> Available records
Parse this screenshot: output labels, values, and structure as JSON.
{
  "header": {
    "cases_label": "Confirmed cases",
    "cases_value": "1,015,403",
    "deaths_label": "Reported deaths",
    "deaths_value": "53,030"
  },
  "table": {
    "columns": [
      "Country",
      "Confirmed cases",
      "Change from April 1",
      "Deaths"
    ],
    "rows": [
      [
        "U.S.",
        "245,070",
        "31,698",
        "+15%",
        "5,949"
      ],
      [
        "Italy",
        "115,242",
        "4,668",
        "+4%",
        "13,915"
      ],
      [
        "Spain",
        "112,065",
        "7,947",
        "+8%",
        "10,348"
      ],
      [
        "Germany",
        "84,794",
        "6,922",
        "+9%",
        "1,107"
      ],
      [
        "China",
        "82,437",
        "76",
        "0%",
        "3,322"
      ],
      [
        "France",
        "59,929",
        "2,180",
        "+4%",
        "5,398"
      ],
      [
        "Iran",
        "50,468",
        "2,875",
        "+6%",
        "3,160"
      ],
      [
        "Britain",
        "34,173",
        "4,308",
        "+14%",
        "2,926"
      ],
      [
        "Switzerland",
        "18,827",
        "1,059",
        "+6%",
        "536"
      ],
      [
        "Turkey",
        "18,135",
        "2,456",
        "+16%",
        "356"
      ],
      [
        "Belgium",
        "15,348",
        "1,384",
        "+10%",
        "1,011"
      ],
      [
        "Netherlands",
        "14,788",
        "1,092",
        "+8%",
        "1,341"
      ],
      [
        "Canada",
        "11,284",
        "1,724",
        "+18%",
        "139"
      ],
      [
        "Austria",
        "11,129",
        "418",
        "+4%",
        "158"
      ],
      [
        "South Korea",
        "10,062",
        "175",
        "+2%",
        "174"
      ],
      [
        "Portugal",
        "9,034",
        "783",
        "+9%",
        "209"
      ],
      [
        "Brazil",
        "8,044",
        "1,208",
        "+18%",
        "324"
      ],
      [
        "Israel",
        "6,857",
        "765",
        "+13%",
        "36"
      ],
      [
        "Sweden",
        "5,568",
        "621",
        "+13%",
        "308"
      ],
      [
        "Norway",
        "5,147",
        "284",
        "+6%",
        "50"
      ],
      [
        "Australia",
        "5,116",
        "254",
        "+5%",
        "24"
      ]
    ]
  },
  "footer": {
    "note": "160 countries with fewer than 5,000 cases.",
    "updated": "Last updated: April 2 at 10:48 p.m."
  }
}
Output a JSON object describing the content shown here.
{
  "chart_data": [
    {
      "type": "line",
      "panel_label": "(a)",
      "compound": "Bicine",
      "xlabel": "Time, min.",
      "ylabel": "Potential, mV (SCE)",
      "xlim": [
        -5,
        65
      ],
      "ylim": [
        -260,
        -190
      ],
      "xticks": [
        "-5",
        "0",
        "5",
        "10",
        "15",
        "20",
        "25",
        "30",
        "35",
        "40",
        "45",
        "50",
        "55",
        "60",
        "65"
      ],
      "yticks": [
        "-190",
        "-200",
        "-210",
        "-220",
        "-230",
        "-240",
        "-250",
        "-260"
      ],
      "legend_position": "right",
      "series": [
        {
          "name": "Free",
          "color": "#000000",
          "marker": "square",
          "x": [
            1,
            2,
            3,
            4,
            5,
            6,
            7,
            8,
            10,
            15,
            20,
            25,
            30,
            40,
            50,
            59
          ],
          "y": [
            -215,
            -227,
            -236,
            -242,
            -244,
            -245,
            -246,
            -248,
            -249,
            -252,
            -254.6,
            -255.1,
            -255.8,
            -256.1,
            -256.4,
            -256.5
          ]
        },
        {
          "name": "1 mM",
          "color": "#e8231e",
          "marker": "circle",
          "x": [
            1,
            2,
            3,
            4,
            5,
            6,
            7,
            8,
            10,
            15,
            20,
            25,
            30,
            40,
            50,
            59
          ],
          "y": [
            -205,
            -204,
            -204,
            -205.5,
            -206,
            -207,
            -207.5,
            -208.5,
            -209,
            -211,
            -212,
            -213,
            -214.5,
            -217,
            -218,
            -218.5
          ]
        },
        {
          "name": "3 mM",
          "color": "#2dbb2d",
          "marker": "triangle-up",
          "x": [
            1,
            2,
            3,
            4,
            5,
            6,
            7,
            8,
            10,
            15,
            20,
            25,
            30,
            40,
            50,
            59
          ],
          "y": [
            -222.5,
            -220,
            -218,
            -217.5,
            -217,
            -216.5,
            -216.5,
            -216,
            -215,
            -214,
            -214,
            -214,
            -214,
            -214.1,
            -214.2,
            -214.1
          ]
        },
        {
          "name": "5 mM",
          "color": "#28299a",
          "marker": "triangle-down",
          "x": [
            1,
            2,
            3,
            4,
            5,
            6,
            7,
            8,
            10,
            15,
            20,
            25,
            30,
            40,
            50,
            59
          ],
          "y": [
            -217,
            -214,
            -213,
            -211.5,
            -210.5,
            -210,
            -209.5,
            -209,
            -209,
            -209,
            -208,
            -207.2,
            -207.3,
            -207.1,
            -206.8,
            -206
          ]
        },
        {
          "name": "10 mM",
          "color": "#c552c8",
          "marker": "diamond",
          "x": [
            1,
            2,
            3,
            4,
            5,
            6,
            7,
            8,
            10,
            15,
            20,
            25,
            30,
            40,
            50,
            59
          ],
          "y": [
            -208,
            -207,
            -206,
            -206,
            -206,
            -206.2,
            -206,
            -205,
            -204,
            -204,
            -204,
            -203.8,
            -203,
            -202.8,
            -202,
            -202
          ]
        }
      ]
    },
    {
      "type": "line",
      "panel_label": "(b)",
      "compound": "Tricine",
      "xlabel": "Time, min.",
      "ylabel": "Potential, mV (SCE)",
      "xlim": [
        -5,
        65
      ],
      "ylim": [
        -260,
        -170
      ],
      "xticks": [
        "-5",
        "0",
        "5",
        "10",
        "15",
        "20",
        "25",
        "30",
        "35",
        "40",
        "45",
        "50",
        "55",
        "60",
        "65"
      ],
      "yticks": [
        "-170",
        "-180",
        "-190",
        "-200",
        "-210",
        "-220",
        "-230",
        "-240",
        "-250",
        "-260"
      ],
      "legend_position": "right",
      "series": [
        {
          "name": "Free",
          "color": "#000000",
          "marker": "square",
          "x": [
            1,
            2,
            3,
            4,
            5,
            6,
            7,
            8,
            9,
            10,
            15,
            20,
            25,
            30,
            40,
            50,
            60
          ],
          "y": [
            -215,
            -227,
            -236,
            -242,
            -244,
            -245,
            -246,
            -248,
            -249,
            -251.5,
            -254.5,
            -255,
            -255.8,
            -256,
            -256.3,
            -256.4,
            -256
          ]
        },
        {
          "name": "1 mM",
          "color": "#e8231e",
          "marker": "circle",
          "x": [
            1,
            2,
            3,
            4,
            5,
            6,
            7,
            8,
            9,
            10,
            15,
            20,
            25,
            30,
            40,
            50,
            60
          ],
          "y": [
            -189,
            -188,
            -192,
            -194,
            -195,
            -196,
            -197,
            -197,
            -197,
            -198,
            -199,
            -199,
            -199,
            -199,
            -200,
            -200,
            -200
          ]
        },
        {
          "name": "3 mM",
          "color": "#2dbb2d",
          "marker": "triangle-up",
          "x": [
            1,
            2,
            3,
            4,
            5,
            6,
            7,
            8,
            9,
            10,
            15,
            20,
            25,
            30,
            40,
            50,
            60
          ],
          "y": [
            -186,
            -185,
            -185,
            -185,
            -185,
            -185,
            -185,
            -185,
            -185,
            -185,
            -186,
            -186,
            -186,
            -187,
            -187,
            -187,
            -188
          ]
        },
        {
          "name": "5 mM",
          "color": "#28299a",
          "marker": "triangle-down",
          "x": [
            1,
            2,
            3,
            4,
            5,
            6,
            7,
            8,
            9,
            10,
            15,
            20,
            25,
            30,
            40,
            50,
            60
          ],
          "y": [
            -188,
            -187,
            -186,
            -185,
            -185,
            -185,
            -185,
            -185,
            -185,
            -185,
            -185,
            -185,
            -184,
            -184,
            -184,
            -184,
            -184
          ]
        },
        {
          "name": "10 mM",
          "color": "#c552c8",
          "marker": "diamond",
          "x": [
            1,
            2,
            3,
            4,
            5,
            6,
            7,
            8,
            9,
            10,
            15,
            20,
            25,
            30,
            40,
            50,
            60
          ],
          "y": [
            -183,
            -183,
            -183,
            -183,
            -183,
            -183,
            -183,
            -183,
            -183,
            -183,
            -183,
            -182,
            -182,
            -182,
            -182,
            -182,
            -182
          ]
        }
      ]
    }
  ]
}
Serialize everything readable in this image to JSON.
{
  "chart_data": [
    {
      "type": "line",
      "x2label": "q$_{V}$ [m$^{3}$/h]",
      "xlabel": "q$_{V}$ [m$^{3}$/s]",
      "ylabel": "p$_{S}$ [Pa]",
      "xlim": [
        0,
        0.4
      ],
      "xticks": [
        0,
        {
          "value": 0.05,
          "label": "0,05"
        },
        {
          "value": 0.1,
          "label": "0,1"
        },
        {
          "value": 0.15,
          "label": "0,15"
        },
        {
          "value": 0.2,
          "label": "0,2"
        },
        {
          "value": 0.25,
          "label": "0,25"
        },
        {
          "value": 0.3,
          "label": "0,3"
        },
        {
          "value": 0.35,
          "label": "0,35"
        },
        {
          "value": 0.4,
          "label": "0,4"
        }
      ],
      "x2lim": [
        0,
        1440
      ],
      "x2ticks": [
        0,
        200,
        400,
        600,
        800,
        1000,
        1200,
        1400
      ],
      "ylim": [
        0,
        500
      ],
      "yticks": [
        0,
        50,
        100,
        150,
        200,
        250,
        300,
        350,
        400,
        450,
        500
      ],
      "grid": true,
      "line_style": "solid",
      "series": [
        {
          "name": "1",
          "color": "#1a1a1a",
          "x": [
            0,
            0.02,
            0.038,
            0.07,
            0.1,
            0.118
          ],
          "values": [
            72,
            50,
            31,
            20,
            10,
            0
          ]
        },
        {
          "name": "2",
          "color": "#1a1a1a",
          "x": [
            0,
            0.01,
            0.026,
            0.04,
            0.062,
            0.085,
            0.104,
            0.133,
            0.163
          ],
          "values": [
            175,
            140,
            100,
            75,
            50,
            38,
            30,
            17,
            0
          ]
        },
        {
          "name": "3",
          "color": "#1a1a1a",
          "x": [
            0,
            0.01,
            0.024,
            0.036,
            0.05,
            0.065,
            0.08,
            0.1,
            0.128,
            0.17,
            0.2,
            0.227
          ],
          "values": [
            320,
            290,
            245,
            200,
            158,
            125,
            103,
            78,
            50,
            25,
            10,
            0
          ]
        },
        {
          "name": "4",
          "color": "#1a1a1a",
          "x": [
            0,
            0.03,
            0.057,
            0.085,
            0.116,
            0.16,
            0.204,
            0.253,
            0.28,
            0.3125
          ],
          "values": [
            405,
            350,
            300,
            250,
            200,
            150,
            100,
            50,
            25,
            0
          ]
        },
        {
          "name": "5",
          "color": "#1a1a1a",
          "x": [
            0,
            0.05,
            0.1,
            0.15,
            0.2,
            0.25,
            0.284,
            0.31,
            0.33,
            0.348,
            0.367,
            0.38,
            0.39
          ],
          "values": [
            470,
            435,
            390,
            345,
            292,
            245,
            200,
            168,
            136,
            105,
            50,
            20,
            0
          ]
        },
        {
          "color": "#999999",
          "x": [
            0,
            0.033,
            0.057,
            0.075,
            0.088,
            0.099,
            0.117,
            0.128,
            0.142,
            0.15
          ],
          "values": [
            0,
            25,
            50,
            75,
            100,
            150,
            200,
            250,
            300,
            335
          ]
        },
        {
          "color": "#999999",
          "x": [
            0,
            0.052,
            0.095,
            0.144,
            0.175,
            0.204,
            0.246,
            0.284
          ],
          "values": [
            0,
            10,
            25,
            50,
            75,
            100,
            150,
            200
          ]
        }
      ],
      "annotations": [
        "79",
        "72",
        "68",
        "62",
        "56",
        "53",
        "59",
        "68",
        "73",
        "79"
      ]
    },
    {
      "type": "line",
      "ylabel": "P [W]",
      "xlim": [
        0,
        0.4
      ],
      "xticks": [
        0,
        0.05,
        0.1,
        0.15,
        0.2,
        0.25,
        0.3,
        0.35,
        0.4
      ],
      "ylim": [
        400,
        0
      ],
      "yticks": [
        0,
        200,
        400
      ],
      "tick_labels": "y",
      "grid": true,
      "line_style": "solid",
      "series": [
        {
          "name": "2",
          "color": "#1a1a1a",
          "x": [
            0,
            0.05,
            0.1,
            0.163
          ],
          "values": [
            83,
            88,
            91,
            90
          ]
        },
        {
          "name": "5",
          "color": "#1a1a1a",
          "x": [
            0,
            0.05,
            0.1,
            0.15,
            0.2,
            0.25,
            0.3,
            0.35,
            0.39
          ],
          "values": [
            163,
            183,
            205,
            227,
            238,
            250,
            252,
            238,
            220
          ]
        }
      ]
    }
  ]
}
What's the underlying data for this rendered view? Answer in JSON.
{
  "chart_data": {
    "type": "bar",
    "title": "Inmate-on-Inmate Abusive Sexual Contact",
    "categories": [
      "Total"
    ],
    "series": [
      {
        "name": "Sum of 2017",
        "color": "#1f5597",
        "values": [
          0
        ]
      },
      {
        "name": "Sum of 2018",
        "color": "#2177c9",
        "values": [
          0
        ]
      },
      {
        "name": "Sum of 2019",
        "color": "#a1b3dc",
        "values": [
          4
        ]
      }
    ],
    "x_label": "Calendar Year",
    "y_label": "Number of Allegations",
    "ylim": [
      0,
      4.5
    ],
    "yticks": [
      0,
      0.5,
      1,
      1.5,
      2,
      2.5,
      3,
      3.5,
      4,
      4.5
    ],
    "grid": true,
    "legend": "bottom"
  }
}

> Instructions for the task
Give the number of lines containing the word "Confirmed". No other answer is needed.

> Complete output
2